Figure collection entries
____________________

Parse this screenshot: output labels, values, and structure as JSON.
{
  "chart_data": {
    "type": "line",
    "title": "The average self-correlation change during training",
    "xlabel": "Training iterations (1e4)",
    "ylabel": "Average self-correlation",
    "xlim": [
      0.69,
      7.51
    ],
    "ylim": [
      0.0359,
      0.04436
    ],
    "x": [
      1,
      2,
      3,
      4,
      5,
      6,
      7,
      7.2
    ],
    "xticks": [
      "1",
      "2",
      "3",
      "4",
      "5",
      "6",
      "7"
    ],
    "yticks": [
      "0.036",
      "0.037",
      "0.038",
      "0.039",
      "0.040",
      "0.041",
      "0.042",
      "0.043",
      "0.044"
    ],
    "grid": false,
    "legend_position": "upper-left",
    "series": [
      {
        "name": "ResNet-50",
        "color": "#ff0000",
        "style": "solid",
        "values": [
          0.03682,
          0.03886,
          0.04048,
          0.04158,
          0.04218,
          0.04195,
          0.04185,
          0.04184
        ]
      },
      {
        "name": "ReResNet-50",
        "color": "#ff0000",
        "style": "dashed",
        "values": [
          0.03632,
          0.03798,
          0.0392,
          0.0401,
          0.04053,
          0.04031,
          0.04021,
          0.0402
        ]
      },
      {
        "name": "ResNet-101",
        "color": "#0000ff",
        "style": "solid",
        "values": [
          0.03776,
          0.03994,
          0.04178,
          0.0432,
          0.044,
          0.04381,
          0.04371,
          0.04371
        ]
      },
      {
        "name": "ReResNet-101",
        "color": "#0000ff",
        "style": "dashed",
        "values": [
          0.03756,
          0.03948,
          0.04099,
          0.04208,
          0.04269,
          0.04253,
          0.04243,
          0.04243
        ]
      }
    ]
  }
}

____________________

Given request
Copy each line of the data above without altering a single character.

Exercise result
Parse this screenshot: output labels, values, and structure as JSON.
{
  "chart_data": {
    "type": "line",
    "title": "The average self-correlation change during training",
    "xlabel": "Training iterations (1e4)",
    "ylabel": "Average self-correlation",
    "xlim": [
      0.69,
      7.51
    ],
    "ylim": [
      0.0359,
      0.04436
    ],
    "x": [
      1,
      2,
      3,
      4,
      5,
      6,
      7,
      7.2
    ],
    "xticks": [
      "1",
      "2",
      "3",
      "4",
      "5",
      "6",
      "7"
    ],
    "yticks": [
      "0.036",
      "0.037",
      "0.038",
      "0.039",
      "0.040",
      "0.041",
      "0.042",
      "0.043",
      "0.044"
    ],
    "grid": false,
    "legend_position": "upper-left",
    "series": [
      {
        "name": "ResNet-50",
        "color": "#ff0000",
        "style": "solid",
        "values": [
          0.03682,
          0.03886,
          0.04048,
          0.04158,
          0.04218,
          0.04195,
          0.04185,
          0.04184
        ]
      },
      {
        "name": "ReResNet-50",
        "color": "#ff0000",
        "style": "dashed",
        "values": [
          0.03632,
          0.03798,
          0.0392,
          0.0401,
          0.04053,
          0.04031,
          0.04021,
          0.0402
        ]
      },
      {
        "name": "ResNet-101",
        "color": "#0000ff",
        "style": "solid",
        "values": [
          0.03776,
          0.03994,
          0.04178,
          0.0432,
          0.044,
          0.04381,
          0.04371,
          0.04371
        ]
      },
      {
        "name": "ReResNet-101",
        "color": "#0000ff",
        "style": "dashed",
        "values": [
          0.03756,
          0.03948,
          0.04099,
          0.04208,
          0.04269,
          0.04253,
          0.04243,
          0.04243
        ]
      }
    ]
  }
}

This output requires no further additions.